→ TASK DETAILS
An exact copy of the records is required, minus the pictures they hold.
··········
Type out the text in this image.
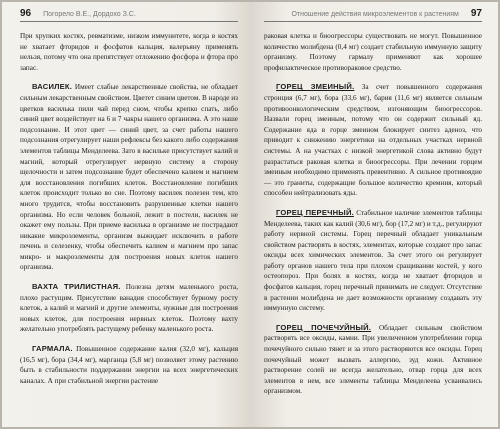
96 Погорело В.Е., Дордохо З.С.

При хрупких костях, ревматизме, низком иммунитете, когда в костях не хватает фторидов и фосфатов кальция, валерьяну применять нельзя, потому что она препятствует отложению фосфора и фтора про запас.

ВАСИЛЕК. Имеет слабые лекарственные свойства, не обладает сильным лекарственным свойством. Цветет синим цветом. В народе из цветков василька пили чай перед сном, чтобы крепко спать, либо синий цвет воздействует на 6 и 7 чакры нашего организма. А это наше подсознание. И этот цвет — синий цвет, за счет работы нашего подсознания отрегулирует наши рефлексы без какого либо содержания элементов таблицы Менделеева. Зато в васильке присутствует калий и магний, который отрегулирует нервную систему в сторону щелочности и затем подсознание будет обеспечено калием и магнием для восстановления погибших клеток. Восстановление погибших клеток происходит только во сне. Поэтому василек полезен тем, кто много трудится, чтобы восстановить разрушенные клетки нашего организма. Но если человек больной, лежит в постели, василек не окажет ему пользы. При приеме василька в организме не пострадают никакие микроэлементы, организм выжидает исключить в работе печень и селезенку, чтобы обеспечить калием и магнием про запас микро- и макроэлементы для построения новых клеток нашего организма.

ВАХТА ТРИЛИСТНАЯ. Полезна детям маленького роста, плохо растущим. Присутствие ванадия способствует бурному росту клеток, а калий и магний и другие элементы, нужные для построения новых клеток, для построения нервных клеток. Поэтому вахту желательно употреблять растущему ребенку маленького роста.

ГАРМАЛА. Повышенное содержание калия (32,0 мг), кальция (16,5 мг), бора (34,4 мг), марганца (5,8 мг) позволяет этому растению быть в стабильности поддержании энергии на всех энергетических каналах. А при стабильной энергии растение

Отношение действия микроэлементов к растениям 97

раковая клетка и биоогрессоры существовать не могут. Повышенное количество молибдена (0,4 мг) создает стабильную иммунную защиту организму. Поэтому гармалу применяют как хорошее профилактическое противораковое средство.

ГОРЕЦ ЗМЕИНЫЙ. За счет повышенного содержания стронция (6,7 мг), бора (33,6 мг), бария (11,6 мг) является сильным противоонкологическим средством, изгоняющим биоогрессоров. Назвали горец змеиным, потому что он содержит сильный яд. Содержание яда в горце змеином блокирует синтез аденоз, что приводит к снижению энергетики на отдельных участках нервной системы. А на участках с низкой энергетикой слова активно будут разрастаться раковая клетка и биоогрессоры. При лечении горцем змеиным необходимо применять превентивно. А сильное противоядие — это граниты, содержащие большое количество кремния, который способен нейтрализовать яды.

ГОРЕЦ ПЕРЕЧНЫЙ. Стабильное наличие элементов таблицы Менделеева, таких как калий (30,6 мг), бор (17,2 мг) и т.д., регулируют работу нервной системы. Горец перечный обладает уникальным свойством растворять в костях, элементах, которые создают про запас оксиды всех химических элементов. За счет этого он регулирует работу органов нашего тела при плохом сращивании костей, у кого остеопороз. При болях в костях, когда не хватает фторидов и фосфатов кальция, горец перечный принимать не следует. Отсутствие в растении молибдена не дает возможности организму создавать эту иммунную систему.

ГОРЕЦ ПОЧЕЧУЙНЫЙ. Обладает сильным свойством растворять все оксиды, камни. При увеличенном употреблении горца почечуйного сильно тянет и за этого растворяются все оксиды. Горец почечуйный может вызвать аллергию, зуд кожи. Активное растворение солей не всегда желательно, отвар горца для всех элементов в нем, все элементы таблицы Менделеева усваивались организмом.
··········
→ FULL ANSWER
Type out the text in this image.
96 Погорело В.Е., Дордохо З.С.

При хрупких костях, ревматизме, низком иммунитете, когда в костях не хватает фторидов и фосфатов кальция, валерьяну применять нельзя, потому что она препятствует отложению фосфора и фтора про запас.

ВАСИЛЕК. Имеет слабые лекарственные свойства, не обладает сильным лекарственным свойством. Цветет синим цветом. В народе из цветков василька пили чай перед сном, чтобы крепко спать, либо синий цвет воздействует на 6 и 7 чакры нашего организма. А это наше подсознание. И этот цвет — синий цвет, за счет работы нашего подсознания отрегулирует наши рефлексы без какого либо содержания элементов таблицы Менделеева. Зато в васильке присутствует калий и магний, который отрегулирует нервную систему в сторону щелочности и затем подсознание будет обеспечено калием и магнием для восстановления погибших клеток. Восстановление погибших клеток происходит только во сне. Поэтому василек полезен тем, кто много трудится, чтобы восстановить разрушенные клетки нашего организма. Но если человек больной, лежит в постели, василек не окажет ему пользы. При приеме василька в организме не пострадают никакие микроэлементы, организм выжидает исключить в работе печень и селезенку, чтобы обеспечить калием и магнием про запас микро- и макроэлементы для построения новых клеток нашего организма.

ВАХТА ТРИЛИСТНАЯ. Полезна детям маленького роста, плохо растущим. Присутствие ванадия способствует бурному росту клеток, а калий и магний и другие элементы, нужные для построения новых клеток, для построения нервных клеток. Поэтому вахту желательно употреблять растущему ребенку маленького роста.

ГАРМАЛА. Повышенное содержание калия (32,0 мг), кальция (16,5 мг), бора (34,4 мг), марганца (5,8 мг) позволяет этому растению быть в стабильности поддержании энергии на всех энергетических каналах. А при стабильной энергии растение

Отношение действия микроэлементов к растениям 97

раковая клетка и биоогрессоры существовать не могут. Повышенное количество молибдена (0,4 мг) создает стабильную иммунную защиту организму. Поэтому гармалу применяют как хорошее профилактическое противораковое средство.

ГОРЕЦ ЗМЕИНЫЙ. За счет повышенного содержания стронция (6,7 мг), бора (33,6 мг), бария (11,6 мг) является сильным противоонкологическим средством, изгоняющим биоогрессоров. Назвали горец змеиным, потому что он содержит сильный яд. Содержание яда в горце змеином блокирует синтез аденоз, что приводит к снижению энергетики на отдельных участках нервной системы. А на участках с низкой энергетикой слова активно будут разрастаться раковая клетка и биоогрессоры. При лечении горцем змеиным необходимо применять превентивно. А сильное противоядие — это граниты, содержащие большое количество кремния, который способен нейтрализовать яды.

ГОРЕЦ ПЕРЕЧНЫЙ. Стабильное наличие элементов таблицы Менделеева, таких как калий (30,6 мг), бор (17,2 мг) и т.д., регулируют работу нервной системы. Горец перечный обладает уникальным свойством растворять в костях, элементах, которые создают про запас оксиды всех химических элементов. За счет этого он регулирует работу органов нашего тела при плохом сращивании костей, у кого остеопороз. При болях в костях, когда не хватает фторидов и фосфатов кальция, горец перечный принимать не следует. Отсутствие в растении молибдена не дает возможности организму создавать эту иммунную систему.

ГОРЕЦ ПОЧЕЧУЙНЫЙ. Обладает сильным свойством растворять все оксиды, камни. При увеличенном употреблении горца почечуйного сильно тянет и за этого растворяются все оксиды. Горец почечуйный может вызвать аллергию, зуд кожи. Активное растворение солей не всегда желательно, отвар горца для всех элементов в нем, все элементы таблицы Менделеева усваивались организмом.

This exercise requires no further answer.